◆ Material shown ◆
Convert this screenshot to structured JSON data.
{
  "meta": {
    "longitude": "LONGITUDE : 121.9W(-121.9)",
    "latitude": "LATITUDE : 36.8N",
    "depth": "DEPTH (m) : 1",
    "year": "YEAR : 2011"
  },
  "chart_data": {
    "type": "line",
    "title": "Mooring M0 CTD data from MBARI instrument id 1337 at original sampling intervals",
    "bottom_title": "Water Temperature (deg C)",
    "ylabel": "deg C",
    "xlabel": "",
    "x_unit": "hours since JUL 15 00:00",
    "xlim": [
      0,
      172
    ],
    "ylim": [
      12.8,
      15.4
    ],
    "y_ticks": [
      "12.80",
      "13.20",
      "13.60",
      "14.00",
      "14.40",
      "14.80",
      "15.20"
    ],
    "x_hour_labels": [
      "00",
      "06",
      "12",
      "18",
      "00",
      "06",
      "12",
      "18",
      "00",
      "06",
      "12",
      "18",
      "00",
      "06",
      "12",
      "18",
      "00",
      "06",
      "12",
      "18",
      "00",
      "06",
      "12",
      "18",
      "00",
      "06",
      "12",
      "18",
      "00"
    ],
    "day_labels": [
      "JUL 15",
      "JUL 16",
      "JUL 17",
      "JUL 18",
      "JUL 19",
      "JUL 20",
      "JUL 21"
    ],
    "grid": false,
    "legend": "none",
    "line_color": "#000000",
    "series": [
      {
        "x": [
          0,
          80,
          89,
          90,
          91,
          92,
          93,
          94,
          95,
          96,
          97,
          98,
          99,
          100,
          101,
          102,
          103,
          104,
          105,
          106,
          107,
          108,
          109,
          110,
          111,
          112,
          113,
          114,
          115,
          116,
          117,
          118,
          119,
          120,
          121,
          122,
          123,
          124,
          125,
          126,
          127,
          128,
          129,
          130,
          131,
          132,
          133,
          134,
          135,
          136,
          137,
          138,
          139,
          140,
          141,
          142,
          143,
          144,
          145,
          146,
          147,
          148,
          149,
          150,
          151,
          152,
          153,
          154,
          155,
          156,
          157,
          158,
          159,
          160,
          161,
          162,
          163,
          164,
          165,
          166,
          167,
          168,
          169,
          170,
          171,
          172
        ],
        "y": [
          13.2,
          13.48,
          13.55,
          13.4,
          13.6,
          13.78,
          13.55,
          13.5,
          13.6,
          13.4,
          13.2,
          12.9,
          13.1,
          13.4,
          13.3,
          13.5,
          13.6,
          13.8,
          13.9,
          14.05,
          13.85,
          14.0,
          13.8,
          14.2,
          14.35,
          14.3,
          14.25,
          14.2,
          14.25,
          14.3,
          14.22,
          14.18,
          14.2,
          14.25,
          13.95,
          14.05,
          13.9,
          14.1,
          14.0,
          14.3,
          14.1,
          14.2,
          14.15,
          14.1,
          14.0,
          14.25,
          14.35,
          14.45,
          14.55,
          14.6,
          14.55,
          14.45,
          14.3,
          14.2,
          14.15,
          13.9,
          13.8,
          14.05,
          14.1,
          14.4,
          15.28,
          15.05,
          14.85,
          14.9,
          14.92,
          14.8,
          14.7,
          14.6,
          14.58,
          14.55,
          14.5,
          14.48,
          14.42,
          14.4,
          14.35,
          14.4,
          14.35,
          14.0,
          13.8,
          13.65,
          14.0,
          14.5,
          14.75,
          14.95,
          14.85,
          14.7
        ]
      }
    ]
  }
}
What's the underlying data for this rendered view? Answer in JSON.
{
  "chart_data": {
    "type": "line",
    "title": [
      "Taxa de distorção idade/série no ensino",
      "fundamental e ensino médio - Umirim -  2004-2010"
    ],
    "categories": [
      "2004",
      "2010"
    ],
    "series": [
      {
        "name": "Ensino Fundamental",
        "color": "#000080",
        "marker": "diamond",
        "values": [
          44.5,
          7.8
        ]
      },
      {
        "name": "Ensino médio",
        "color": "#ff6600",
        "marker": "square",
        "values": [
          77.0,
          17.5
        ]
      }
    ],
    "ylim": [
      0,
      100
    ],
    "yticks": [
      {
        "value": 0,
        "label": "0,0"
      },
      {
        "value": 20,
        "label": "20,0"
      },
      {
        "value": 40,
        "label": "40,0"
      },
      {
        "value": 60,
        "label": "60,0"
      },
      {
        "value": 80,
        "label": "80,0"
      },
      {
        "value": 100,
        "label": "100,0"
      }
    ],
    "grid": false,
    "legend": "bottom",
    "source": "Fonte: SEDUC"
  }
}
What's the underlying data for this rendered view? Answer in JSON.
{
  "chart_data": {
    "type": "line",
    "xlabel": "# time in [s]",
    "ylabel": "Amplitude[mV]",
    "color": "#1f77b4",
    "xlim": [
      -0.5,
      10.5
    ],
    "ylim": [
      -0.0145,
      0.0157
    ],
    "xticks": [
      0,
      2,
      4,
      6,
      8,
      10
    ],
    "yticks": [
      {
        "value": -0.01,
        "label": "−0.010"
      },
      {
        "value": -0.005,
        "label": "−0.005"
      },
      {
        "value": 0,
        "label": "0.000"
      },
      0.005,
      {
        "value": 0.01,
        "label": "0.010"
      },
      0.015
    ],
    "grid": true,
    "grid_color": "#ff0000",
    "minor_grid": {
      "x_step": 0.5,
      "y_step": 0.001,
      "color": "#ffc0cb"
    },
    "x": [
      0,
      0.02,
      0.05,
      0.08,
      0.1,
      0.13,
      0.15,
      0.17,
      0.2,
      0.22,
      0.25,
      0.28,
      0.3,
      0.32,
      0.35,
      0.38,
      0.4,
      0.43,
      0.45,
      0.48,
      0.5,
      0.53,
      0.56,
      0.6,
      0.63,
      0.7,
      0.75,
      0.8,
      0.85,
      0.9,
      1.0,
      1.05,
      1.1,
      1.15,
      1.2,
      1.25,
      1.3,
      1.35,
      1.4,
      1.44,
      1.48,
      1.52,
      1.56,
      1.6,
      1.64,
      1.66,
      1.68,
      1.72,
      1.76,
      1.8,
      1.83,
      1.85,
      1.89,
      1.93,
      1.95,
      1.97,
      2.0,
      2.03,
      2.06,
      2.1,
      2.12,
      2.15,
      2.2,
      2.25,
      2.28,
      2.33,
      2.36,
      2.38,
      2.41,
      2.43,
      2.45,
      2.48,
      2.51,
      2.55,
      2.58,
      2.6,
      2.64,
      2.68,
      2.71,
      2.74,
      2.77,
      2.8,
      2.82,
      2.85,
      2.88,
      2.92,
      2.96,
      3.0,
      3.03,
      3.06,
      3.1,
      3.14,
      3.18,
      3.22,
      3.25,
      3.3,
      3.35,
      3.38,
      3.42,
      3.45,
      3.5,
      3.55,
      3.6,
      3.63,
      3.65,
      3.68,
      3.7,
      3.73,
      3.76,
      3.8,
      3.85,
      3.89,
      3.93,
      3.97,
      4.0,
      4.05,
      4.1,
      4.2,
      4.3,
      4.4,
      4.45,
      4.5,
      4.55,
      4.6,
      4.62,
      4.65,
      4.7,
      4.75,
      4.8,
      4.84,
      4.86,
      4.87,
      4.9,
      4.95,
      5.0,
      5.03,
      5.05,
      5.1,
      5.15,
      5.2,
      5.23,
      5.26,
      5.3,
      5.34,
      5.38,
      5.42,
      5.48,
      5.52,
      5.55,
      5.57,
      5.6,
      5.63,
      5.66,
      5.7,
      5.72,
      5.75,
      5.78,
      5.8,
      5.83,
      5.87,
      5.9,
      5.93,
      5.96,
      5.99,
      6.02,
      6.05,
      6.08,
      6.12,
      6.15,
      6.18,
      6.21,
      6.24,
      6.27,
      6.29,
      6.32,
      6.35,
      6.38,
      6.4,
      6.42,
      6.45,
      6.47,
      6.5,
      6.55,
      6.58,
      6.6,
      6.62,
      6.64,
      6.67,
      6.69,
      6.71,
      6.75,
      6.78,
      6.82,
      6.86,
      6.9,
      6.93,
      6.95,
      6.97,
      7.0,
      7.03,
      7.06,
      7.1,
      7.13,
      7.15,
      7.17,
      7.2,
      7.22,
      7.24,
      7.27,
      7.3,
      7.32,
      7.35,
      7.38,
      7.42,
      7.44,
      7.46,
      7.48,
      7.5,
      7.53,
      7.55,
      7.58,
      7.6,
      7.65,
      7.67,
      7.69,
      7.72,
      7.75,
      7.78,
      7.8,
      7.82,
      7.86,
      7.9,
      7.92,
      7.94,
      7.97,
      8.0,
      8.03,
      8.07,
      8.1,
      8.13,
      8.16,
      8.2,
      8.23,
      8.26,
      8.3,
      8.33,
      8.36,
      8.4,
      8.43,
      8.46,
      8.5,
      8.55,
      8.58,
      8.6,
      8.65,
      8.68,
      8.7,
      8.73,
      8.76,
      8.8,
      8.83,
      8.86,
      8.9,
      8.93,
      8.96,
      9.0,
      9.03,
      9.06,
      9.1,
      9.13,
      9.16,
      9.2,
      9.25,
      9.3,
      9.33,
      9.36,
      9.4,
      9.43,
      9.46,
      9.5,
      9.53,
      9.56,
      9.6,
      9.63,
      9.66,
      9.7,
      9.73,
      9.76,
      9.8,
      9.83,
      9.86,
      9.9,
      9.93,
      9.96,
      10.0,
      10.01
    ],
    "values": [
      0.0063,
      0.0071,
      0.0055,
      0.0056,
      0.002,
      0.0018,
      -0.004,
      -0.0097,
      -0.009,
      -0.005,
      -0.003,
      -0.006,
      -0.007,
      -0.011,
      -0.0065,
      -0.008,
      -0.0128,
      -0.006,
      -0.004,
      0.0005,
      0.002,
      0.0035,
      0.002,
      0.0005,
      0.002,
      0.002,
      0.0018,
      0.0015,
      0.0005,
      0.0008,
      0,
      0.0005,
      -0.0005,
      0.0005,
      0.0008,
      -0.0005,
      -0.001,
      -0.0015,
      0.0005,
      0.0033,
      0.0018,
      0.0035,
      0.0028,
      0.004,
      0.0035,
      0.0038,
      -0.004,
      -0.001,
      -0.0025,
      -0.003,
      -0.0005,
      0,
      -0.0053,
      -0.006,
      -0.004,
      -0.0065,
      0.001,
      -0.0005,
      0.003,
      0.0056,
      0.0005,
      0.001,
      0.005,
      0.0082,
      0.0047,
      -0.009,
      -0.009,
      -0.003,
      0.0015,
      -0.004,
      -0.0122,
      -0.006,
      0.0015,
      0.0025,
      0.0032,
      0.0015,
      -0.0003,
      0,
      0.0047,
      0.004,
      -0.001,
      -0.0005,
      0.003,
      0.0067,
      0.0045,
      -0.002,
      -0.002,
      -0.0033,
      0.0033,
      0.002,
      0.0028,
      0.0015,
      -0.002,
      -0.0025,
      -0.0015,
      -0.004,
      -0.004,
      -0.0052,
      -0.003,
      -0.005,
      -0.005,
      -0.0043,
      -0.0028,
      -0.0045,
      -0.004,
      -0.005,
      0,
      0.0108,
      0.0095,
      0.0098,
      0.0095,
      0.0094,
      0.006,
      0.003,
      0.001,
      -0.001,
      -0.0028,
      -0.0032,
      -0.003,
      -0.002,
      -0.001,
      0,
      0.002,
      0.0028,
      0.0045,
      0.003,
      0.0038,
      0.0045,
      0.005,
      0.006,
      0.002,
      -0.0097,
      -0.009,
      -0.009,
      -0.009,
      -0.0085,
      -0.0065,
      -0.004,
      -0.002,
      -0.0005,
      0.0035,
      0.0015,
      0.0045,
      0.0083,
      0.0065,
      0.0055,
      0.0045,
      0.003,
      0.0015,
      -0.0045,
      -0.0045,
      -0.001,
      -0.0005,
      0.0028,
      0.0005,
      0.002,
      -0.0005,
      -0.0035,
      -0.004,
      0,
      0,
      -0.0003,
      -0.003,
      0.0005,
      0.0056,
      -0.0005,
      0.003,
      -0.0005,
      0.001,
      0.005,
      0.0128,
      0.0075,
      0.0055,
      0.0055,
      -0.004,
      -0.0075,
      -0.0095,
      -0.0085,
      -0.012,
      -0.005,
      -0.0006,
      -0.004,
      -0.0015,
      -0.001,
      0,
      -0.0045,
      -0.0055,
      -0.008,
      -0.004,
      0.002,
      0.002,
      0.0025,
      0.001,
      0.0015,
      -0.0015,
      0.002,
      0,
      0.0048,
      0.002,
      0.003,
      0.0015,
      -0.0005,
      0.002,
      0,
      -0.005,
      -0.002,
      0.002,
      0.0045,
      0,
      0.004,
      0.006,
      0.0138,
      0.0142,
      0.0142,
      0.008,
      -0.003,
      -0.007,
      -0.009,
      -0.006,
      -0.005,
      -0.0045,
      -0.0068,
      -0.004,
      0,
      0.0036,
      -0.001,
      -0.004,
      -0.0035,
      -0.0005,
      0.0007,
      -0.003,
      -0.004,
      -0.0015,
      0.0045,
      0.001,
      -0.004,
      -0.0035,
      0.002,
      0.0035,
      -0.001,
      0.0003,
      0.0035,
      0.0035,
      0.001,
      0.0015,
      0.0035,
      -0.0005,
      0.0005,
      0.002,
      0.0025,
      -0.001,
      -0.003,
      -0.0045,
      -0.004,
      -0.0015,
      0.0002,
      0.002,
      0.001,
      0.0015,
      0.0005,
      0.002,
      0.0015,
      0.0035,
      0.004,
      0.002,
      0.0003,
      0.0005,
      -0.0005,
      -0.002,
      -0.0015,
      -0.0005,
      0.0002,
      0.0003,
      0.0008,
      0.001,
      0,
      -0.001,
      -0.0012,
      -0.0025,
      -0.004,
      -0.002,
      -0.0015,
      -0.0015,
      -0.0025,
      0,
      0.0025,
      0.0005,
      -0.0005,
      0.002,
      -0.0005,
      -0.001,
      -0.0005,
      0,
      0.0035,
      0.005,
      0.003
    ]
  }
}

◆ Instructions for the task ◆
Extract every line containing the string "name" from the material.

◆ Response to the task ◆
        "name": "Ensino Fundamental",
        "name": "Ensino médio",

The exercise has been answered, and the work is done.